> [EXERCISE]:
Output every entry exactly, from the first line to the last.
------
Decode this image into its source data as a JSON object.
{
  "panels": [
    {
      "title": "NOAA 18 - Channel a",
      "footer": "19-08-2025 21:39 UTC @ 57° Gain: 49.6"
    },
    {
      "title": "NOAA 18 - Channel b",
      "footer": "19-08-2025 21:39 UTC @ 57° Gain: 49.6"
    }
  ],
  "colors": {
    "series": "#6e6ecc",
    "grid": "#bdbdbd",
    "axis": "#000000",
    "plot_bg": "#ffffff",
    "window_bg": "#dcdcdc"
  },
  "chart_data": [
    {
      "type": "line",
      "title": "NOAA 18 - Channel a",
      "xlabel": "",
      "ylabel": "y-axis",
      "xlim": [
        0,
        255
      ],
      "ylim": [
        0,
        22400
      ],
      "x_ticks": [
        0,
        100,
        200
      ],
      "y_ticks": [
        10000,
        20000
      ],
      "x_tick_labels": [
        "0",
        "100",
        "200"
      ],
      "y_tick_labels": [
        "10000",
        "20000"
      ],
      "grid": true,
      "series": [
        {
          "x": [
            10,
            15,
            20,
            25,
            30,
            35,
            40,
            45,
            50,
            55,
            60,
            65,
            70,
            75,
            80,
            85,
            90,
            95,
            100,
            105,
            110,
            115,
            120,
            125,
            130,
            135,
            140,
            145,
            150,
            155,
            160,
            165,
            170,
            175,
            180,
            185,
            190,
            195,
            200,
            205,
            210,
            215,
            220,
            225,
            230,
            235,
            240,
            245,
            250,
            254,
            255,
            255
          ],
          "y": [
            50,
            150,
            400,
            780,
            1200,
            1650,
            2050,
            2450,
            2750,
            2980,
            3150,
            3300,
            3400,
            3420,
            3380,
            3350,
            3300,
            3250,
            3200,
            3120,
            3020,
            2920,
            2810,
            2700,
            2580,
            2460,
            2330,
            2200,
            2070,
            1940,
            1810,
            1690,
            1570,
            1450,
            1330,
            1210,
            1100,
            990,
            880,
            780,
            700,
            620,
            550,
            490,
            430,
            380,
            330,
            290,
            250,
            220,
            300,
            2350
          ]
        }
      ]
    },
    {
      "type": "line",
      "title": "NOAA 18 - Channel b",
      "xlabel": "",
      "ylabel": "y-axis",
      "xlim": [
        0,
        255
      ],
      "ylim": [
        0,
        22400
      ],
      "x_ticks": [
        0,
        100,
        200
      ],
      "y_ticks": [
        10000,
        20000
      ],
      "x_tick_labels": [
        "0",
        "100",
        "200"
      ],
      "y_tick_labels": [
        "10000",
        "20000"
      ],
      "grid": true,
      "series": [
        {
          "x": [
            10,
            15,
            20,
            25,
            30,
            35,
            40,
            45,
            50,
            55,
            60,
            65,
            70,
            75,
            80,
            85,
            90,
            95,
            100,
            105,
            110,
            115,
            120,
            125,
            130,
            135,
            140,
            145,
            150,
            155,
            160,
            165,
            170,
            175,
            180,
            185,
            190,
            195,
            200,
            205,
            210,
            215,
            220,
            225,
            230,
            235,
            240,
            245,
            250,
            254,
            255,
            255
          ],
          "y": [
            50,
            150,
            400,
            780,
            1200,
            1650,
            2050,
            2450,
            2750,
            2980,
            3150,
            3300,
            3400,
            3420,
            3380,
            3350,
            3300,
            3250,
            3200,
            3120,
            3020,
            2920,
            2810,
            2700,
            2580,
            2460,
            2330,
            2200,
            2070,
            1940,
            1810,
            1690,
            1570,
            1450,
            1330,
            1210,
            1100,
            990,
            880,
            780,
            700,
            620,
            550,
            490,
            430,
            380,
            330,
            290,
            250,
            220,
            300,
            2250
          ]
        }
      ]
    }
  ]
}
------
> [ANSWER TO THE EXERCISE]:
Decode this image into its source data as a JSON object.
{
  "panels": [
    {
      "title": "NOAA 18 - Channel a",
      "footer": "19-08-2025 21:39 UTC @ 57° Gain: 49.6"
    },
    {
      "title": "NOAA 18 - Channel b",
      "footer": "19-08-2025 21:39 UTC @ 57° Gain: 49.6"
    }
  ],
  "colors": {
    "series": "#6e6ecc",
    "grid": "#bdbdbd",
    "axis": "#000000",
    "plot_bg": "#ffffff",
    "window_bg": "#dcdcdc"
  },
  "chart_data": [
    {
      "type": "line",
      "title": "NOAA 18 - Channel a",
      "xlabel": "",
      "ylabel": "y-axis",
      "xlim": [
        0,
        255
      ],
      "ylim": [
        0,
        22400
      ],
      "x_ticks": [
        0,
        100,
        200
      ],
      "y_ticks": [
        10000,
        20000
      ],
      "x_tick_labels": [
        "0",
        "100",
        "200"
      ],
      "y_tick_labels": [
        "10000",
        "20000"
      ],
      "grid": true,
      "series": [
        {
          "x": [
            10,
            15,
            20,
            25,
            30,
            35,
            40,
            45,
            50,
            55,
            60,
            65,
            70,
            75,
            80,
            85,
            90,
            95,
            100,
            105,
            110,
            115,
            120,
            125,
            130,
            135,
            140,
            145,
            150,
            155,
            160,
            165,
            170,
            175,
            180,
            185,
            190,
            195,
            200,
            205,
            210,
            215,
            220,
            225,
            230,
            235,
            240,
            245,
            250,
            254,
            255,
            255
          ],
          "y": [
            50,
            150,
            400,
            780,
            1200,
            1650,
            2050,
            2450,
            2750,
            2980,
            3150,
            3300,
            3400,
            3420,
            3380,
            3350,
            3300,
            3250,
            3200,
            3120,
            3020,
            2920,
            2810,
            2700,
            2580,
            2460,
            2330,
            2200,
            2070,
            1940,
            1810,
            1690,
            1570,
            1450,
            1330,
            1210,
            1100,
            990,
            880,
            780,
            700,
            620,
            550,
            490,
            430,
            380,
            330,
            290,
            250,
            220,
            300,
            2350
          ]
        }
      ]
    },
    {
      "type": "line",
      "title": "NOAA 18 - Channel b",
      "xlabel": "",
      "ylabel": "y-axis",
      "xlim": [
        0,
        255
      ],
      "ylim": [
        0,
        22400
      ],
      "x_ticks": [
        0,
        100,
        200
      ],
      "y_ticks": [
        10000,
        20000
      ],
      "x_tick_labels": [
        "0",
        "100",
        "200"
      ],
      "y_tick_labels": [
        "10000",
        "20000"
      ],
      "grid": true,
      "series": [
        {
          "x": [
            10,
            15,
            20,
            25,
            30,
            35,
            40,
            45,
            50,
            55,
            60,
            65,
            70,
            75,
            80,
            85,
            90,
            95,
            100,
            105,
            110,
            115,
            120,
            125,
            130,
            135,
            140,
            145,
            150,
            155,
            160,
            165,
            170,
            175,
            180,
            185,
            190,
            195,
            200,
            205,
            210,
            215,
            220,
            225,
            230,
            235,
            240,
            245,
            250,
            254,
            255,
            255
          ],
          "y": [
            50,
            150,
            400,
            780,
            1200,
            1650,
            2050,
            2450,
            2750,
            2980,
            3150,
            3300,
            3400,
            3420,
            3380,
            3350,
            3300,
            3250,
            3200,
            3120,
            3020,
            2920,
            2810,
            2700,
            2580,
            2460,
            2330,
            2200,
            2070,
            1940,
            1810,
            1690,
            1570,
            1450,
            1330,
            1210,
            1100,
            990,
            880,
            780,
            700,
            620,
            550,
            490,
            430,
            380,
            330,
            290,
            250,
            220,
            300,
            2250
          ]
        }
      ]
    }
  ]
}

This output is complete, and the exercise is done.